Do this
Transcribe the material in full. Nothing should differ except that the pictures are left out.

Data provided
------------------------------------------------------------

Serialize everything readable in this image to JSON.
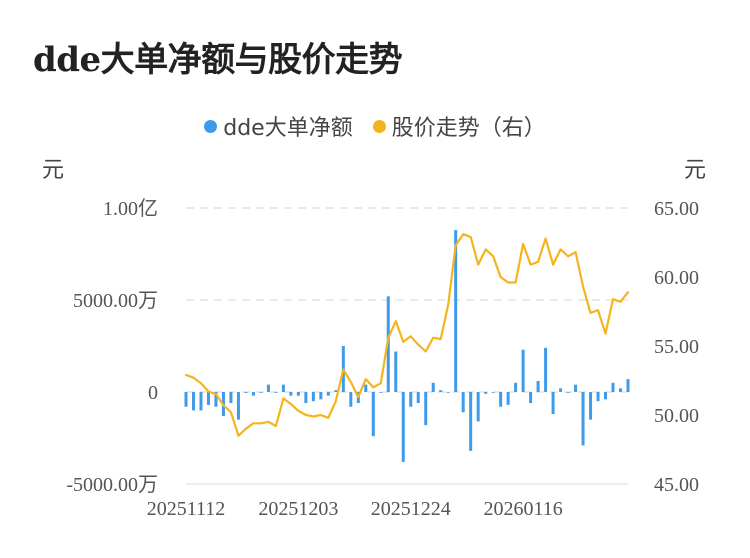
{
  "chart_data": {
    "type": "bar",
    "title": "dde大单净额与股价走势",
    "legend_position": "top-center",
    "grid": true,
    "colors": {
      "bar": "#3d9be9",
      "line": "#f5b41e",
      "grid": "#e3e3e3"
    },
    "y_left": {
      "unit": "元",
      "range": [
        -5000,
        10000
      ],
      "ticks": [
        -5000,
        0,
        5000,
        10000
      ],
      "tick_labels": [
        "-5000.00万",
        "0",
        "5000.00万",
        "1.00亿"
      ]
    },
    "y_right": {
      "unit": "元",
      "range": [
        45,
        65
      ],
      "ticks": [
        45,
        50,
        55,
        60,
        65
      ],
      "tick_labels": [
        "45.00",
        "50.00",
        "55.00",
        "60.00",
        "65.00"
      ]
    },
    "x_tick_labels": [
      {
        "index": 0,
        "label": "20251112"
      },
      {
        "index": 15,
        "label": "20251203"
      },
      {
        "index": 30,
        "label": "20251224"
      },
      {
        "index": 45,
        "label": "20260116"
      }
    ],
    "series": [
      {
        "name": "dde大单净额",
        "kind": "bar",
        "axis": "left",
        "values": [
          -800,
          -1000,
          -1000,
          -700,
          -800,
          -1300,
          -600,
          -1500,
          -50,
          -200,
          0,
          400,
          0,
          400,
          -200,
          -200,
          -600,
          -500,
          -400,
          -200,
          100,
          2500,
          -800,
          -600,
          400,
          -2400,
          0,
          5200,
          2200,
          -3800,
          -800,
          -600,
          -1800,
          500,
          100,
          0,
          8800,
          -1100,
          -3200,
          -1600,
          -100,
          0,
          -800,
          -700,
          500,
          2300,
          -600,
          600,
          2400,
          -1200,
          200,
          0,
          400,
          -2900,
          -1500,
          -500,
          -400,
          500,
          200,
          700
        ]
      },
      {
        "name": "股价走势（右）",
        "kind": "line",
        "axis": "right",
        "values": [
          52.9,
          52.7,
          52.3,
          51.7,
          51.5,
          50.7,
          50.2,
          48.5,
          49.0,
          49.4,
          49.4,
          49.5,
          49.2,
          51.2,
          50.8,
          50.3,
          50.0,
          49.9,
          50.0,
          49.8,
          51.0,
          53.3,
          52.4,
          51.3,
          52.6,
          52.0,
          52.3,
          55.6,
          56.8,
          55.3,
          55.7,
          55.1,
          54.6,
          55.6,
          55.5,
          58.0,
          62.3,
          63.1,
          62.9,
          60.9,
          62.0,
          61.5,
          60.0,
          59.6,
          59.6,
          62.4,
          60.9,
          61.1,
          62.8,
          60.9,
          62.0,
          61.5,
          61.8,
          59.3,
          57.4,
          57.6,
          55.9,
          58.4,
          58.2,
          58.9
        ]
      }
    ]
  }
}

------------------------------------------------------------

Problem solution
Serialize everything readable in this image to JSON.
{
  "chart_data": {
    "type": "bar",
    "title": "dde大单净额与股价走势",
    "legend_position": "top-center",
    "grid": true,
    "colors": {
      "bar": "#3d9be9",
      "line": "#f5b41e",
      "grid": "#e3e3e3"
    },
    "y_left": {
      "unit": "元",
      "range": [
        -5000,
        10000
      ],
      "ticks": [
        -5000,
        0,
        5000,
        10000
      ],
      "tick_labels": [
        "-5000.00万",
        "0",
        "5000.00万",
        "1.00亿"
      ]
    },
    "y_right": {
      "unit": "元",
      "range": [
        45,
        65
      ],
      "ticks": [
        45,
        50,
        55,
        60,
        65
      ],
      "tick_labels": [
        "45.00",
        "50.00",
        "55.00",
        "60.00",
        "65.00"
      ]
    },
    "x_tick_labels": [
      {
        "index": 0,
        "label": "20251112"
      },
      {
        "index": 15,
        "label": "20251203"
      },
      {
        "index": 30,
        "label": "20251224"
      },
      {
        "index": 45,
        "label": "20260116"
      }
    ],
    "series": [
      {
        "name": "dde大单净额",
        "kind": "bar",
        "axis": "left",
        "values": [
          -800,
          -1000,
          -1000,
          -700,
          -800,
          -1300,
          -600,
          -1500,
          -50,
          -200,
          0,
          400,
          0,
          400,
          -200,
          -200,
          -600,
          -500,
          -400,
          -200,
          100,
          2500,
          -800,
          -600,
          400,
          -2400,
          0,
          5200,
          2200,
          -3800,
          -800,
          -600,
          -1800,
          500,
          100,
          0,
          8800,
          -1100,
          -3200,
          -1600,
          -100,
          0,
          -800,
          -700,
          500,
          2300,
          -600,
          600,
          2400,
          -1200,
          200,
          0,
          400,
          -2900,
          -1500,
          -500,
          -400,
          500,
          200,
          700
        ]
      },
      {
        "name": "股价走势（右）",
        "kind": "line",
        "axis": "right",
        "values": [
          52.9,
          52.7,
          52.3,
          51.7,
          51.5,
          50.7,
          50.2,
          48.5,
          49.0,
          49.4,
          49.4,
          49.5,
          49.2,
          51.2,
          50.8,
          50.3,
          50.0,
          49.9,
          50.0,
          49.8,
          51.0,
          53.3,
          52.4,
          51.3,
          52.6,
          52.0,
          52.3,
          55.6,
          56.8,
          55.3,
          55.7,
          55.1,
          54.6,
          55.6,
          55.5,
          58.0,
          62.3,
          63.1,
          62.9,
          60.9,
          62.0,
          61.5,
          60.0,
          59.6,
          59.6,
          62.4,
          60.9,
          61.1,
          62.8,
          60.9,
          62.0,
          61.5,
          61.8,
          59.3,
          57.4,
          57.6,
          55.9,
          58.4,
          58.2,
          58.9
        ]
      }
    ]
  }
}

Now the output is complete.